Set exercise: Write the records below out in full, character for character, with no pictures.

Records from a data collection

*-*-*

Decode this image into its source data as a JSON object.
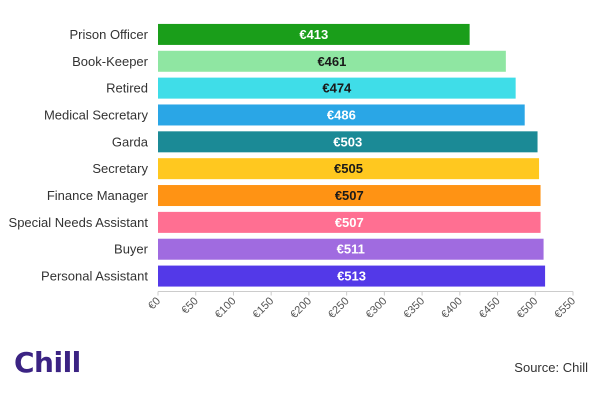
{
  "chart_data": {
    "type": "bar",
    "orientation": "horizontal",
    "categories": [
      "Prison Officer",
      "Book-Keeper",
      "Retired",
      "Medical Secretary",
      "Garda",
      "Secretary",
      "Finance Manager",
      "Special Needs Assistant",
      "Buyer",
      "Personal Assistant"
    ],
    "values": [
      413,
      461,
      474,
      486,
      503,
      505,
      507,
      507,
      511,
      513
    ],
    "value_labels": [
      "€413",
      "€461",
      "€474",
      "€486",
      "€503",
      "€505",
      "€507",
      "€507",
      "€511",
      "€513"
    ],
    "bar_colors": [
      "#1a9e1a",
      "#8fe6a2",
      "#3fdde8",
      "#2aa6e6",
      "#1b8a96",
      "#ffc81f",
      "#ff9314",
      "#ff6f92",
      "#a06be0",
      "#5339e8"
    ],
    "label_colors": [
      "#ffffff",
      "#1a1a1a",
      "#1a1a1a",
      "#ffffff",
      "#ffffff",
      "#1a1a1a",
      "#1a1a1a",
      "#ffffff",
      "#ffffff",
      "#ffffff"
    ],
    "xlim": [
      0,
      550
    ],
    "xticks": [
      "€0",
      "€50",
      "€100",
      "€150",
      "€200",
      "€250",
      "€300",
      "€350",
      "€400",
      "€450",
      "€500",
      "€550"
    ],
    "grid": false
  },
  "brand": {
    "logo_text": "Chill",
    "logo_color": "#3b2383"
  },
  "source_text": "Source: Chill"
}
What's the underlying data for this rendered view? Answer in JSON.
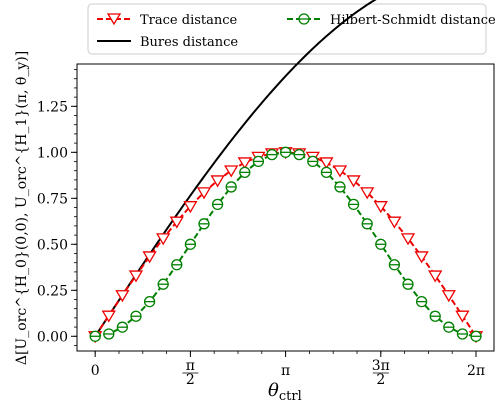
{
  "chart_data": {
    "type": "line",
    "xlabel": "θ",
    "xlabel_sub": "ctrl",
    "ylabel": "Δ[U_orc^{H_0}(0,0), U_orc^{H_1}(π, θ_y)]",
    "xlim": [
      -0.3,
      6.58
    ],
    "ylim": [
      -0.08,
      1.48
    ],
    "x_ticks": [
      {
        "value": 0,
        "label": "0"
      },
      {
        "value": 1.5708,
        "label": "π/2"
      },
      {
        "value": 3.1416,
        "label": "π"
      },
      {
        "value": 4.7124,
        "label": "3π/2"
      },
      {
        "value": 6.2832,
        "label": "2π"
      }
    ],
    "y_ticks": [
      {
        "value": 0.0,
        "label": "0.00"
      },
      {
        "value": 0.25,
        "label": "0.25"
      },
      {
        "value": 0.5,
        "label": "0.50"
      },
      {
        "value": 0.75,
        "label": "0.75"
      },
      {
        "value": 1.0,
        "label": "1.00"
      },
      {
        "value": 1.25,
        "label": "1.25"
      }
    ],
    "legend_position": "top (outside plot)",
    "grid": false,
    "series": [
      {
        "name": "Trace distance",
        "color": "#ee0000",
        "style": "dashed",
        "marker": "triangle-down-open",
        "x": [
          0,
          0.2244,
          0.4488,
          0.6732,
          0.8976,
          1.122,
          1.3464,
          1.5708,
          1.7952,
          2.0196,
          2.244,
          2.4684,
          2.6928,
          2.9172,
          3.1416,
          3.366,
          3.5904,
          3.8148,
          4.0392,
          4.2636,
          4.488,
          4.7124,
          4.9368,
          5.1612,
          5.3856,
          5.61,
          5.8344,
          6.0588,
          6.2832
        ],
        "y": [
          0.0,
          0.112,
          0.223,
          0.33,
          0.434,
          0.532,
          0.623,
          0.707,
          0.782,
          0.847,
          0.901,
          0.945,
          0.975,
          0.994,
          1.0,
          0.994,
          0.975,
          0.945,
          0.901,
          0.847,
          0.782,
          0.707,
          0.623,
          0.532,
          0.434,
          0.33,
          0.223,
          0.112,
          0.0
        ]
      },
      {
        "name": "Hilbert-Schmidt distance",
        "color": "#008000",
        "style": "dashed",
        "marker": "circle-open-bar",
        "x": [
          0,
          0.2244,
          0.4488,
          0.6732,
          0.8976,
          1.122,
          1.3464,
          1.5708,
          1.7952,
          2.0196,
          2.244,
          2.4684,
          2.6928,
          2.9172,
          3.1416,
          3.366,
          3.5904,
          3.8148,
          4.0392,
          4.2636,
          4.488,
          4.7124,
          4.9368,
          5.1612,
          5.3856,
          5.61,
          5.8344,
          6.0588,
          6.2832
        ],
        "y": [
          0.0,
          0.0125,
          0.0495,
          0.109,
          0.1883,
          0.2831,
          0.3887,
          0.5,
          0.6113,
          0.7169,
          0.8117,
          0.891,
          0.9505,
          0.9875,
          1.0,
          0.9875,
          0.9505,
          0.891,
          0.8117,
          0.7169,
          0.6113,
          0.5,
          0.3887,
          0.2831,
          0.1883,
          0.109,
          0.0495,
          0.0125,
          0.0
        ]
      },
      {
        "name": "Bures distance",
        "color": "#000000",
        "style": "solid",
        "marker": "none",
        "formula": "y = 2 sin(x/4)"
      }
    ]
  }
}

*-*-*

Answer to the exercise:
Decode this image into its source data as a JSON object.
{
  "chart_data": {
    "type": "bar",
    "orientation": "horizontal",
    "categories": [
      "Prison Officer",
      "Book-Keeper",
      "Retired",
      "Medical Secretary",
      "Garda",
      "Secretary",
      "Finance Manager",
      "Special Needs Assistant",
      "Buyer",
      "Personal Assistant"
    ],
    "values": [
      413,
      461,
      474,
      486,
      503,
      505,
      507,
      507,
      511,
      513
    ],
    "value_labels": [
      "€413",
      "€461",
      "€474",
      "€486",
      "€503",
      "€505",
      "€507",
      "€507",
      "€511",
      "€513"
    ],
    "bar_colors": [
      "#1a9e1a",
      "#8fe6a2",
      "#3fdde8",
      "#2aa6e6",
      "#1b8a96",
      "#ffc81f",
      "#ff9314",
      "#ff6f92",
      "#a06be0",
      "#5339e8"
    ],
    "label_colors": [
      "#ffffff",
      "#1a1a1a",
      "#1a1a1a",
      "#ffffff",
      "#ffffff",
      "#1a1a1a",
      "#1a1a1a",
      "#ffffff",
      "#ffffff",
      "#ffffff"
    ],
    "xlim": [
      0,
      550
    ],
    "xticks": [
      "€0",
      "€50",
      "€100",
      "€150",
      "€200",
      "€250",
      "€300",
      "€350",
      "€400",
      "€450",
      "€500",
      "€550"
    ],
    "grid": false
  },
  "brand": {
    "logo_text": "Chill",
    "logo_color": "#3b2383"
  },
  "source_text": "Source: Chill"
}
What's the underlying data for this rendered view? Answer in JSON.
{
  "chart_data": {
    "type": "line",
    "xlabel": "θ",
    "xlabel_sub": "ctrl",
    "ylabel": "Δ[U_orc^{H_0}(0,0), U_orc^{H_1}(π, θ_y)]",
    "xlim": [
      -0.3,
      6.58
    ],
    "ylim": [
      -0.08,
      1.48
    ],
    "x_ticks": [
      {
        "value": 0,
        "label": "0"
      },
      {
        "value": 1.5708,
        "label": "π/2"
      },
      {
        "value": 3.1416,
        "label": "π"
      },
      {
        "value": 4.7124,
        "label": "3π/2"
      },
      {
        "value": 6.2832,
        "label": "2π"
      }
    ],
    "y_ticks": [
      {
        "value": 0.0,
        "label": "0.00"
      },
      {
        "value": 0.25,
        "label": "0.25"
      },
      {
        "value": 0.5,
        "label": "0.50"
      },
      {
        "value": 0.75,
        "label": "0.75"
      },
      {
        "value": 1.0,
        "label": "1.00"
      },
      {
        "value": 1.25,
        "label": "1.25"
      }
    ],
    "legend_position": "top (outside plot)",
    "grid": false,
    "series": [
      {
        "name": "Trace distance",
        "color": "#ee0000",
        "style": "dashed",
        "marker": "triangle-down-open",
        "x": [
          0,
          0.2244,
          0.4488,
          0.6732,
          0.8976,
          1.122,
          1.3464,
          1.5708,
          1.7952,
          2.0196,
          2.244,
          2.4684,
          2.6928,
          2.9172,
          3.1416,
          3.366,
          3.5904,
          3.8148,
          4.0392,
          4.2636,
          4.488,
          4.7124,
          4.9368,
          5.1612,
          5.3856,
          5.61,
          5.8344,
          6.0588,
          6.2832
        ],
        "y": [
          0.0,
          0.112,
          0.223,
          0.33,
          0.434,
          0.532,
          0.623,
          0.707,
          0.782,
          0.847,
          0.901,
          0.945,
          0.975,
          0.994,
          1.0,
          0.994,
          0.975,
          0.945,
          0.901,
          0.847,
          0.782,
          0.707,
          0.623,
          0.532,
          0.434,
          0.33,
          0.223,
          0.112,
          0.0
        ]
      },
      {
        "name": "Hilbert-Schmidt distance",
        "color": "#008000",
        "style": "dashed",
        "marker": "circle-open-bar",
        "x": [
          0,
          0.2244,
          0.4488,
          0.6732,
          0.8976,
          1.122,
          1.3464,
          1.5708,
          1.7952,
          2.0196,
          2.244,
          2.4684,
          2.6928,
          2.9172,
          3.1416,
          3.366,
          3.5904,
          3.8148,
          4.0392,
          4.2636,
          4.488,
          4.7124,
          4.9368,
          5.1612,
          5.3856,
          5.61,
          5.8344,
          6.0588,
          6.2832
        ],
        "y": [
          0.0,
          0.0125,
          0.0495,
          0.109,
          0.1883,
          0.2831,
          0.3887,
          0.5,
          0.6113,
          0.7169,
          0.8117,
          0.891,
          0.9505,
          0.9875,
          1.0,
          0.9875,
          0.9505,
          0.891,
          0.8117,
          0.7169,
          0.6113,
          0.5,
          0.3887,
          0.2831,
          0.1883,
          0.109,
          0.0495,
          0.0125,
          0.0
        ]
      },
      {
        "name": "Bures distance",
        "color": "#000000",
        "style": "solid",
        "marker": "none",
        "formula": "y = 2 sin(x/4)"
      }
    ]
  }
}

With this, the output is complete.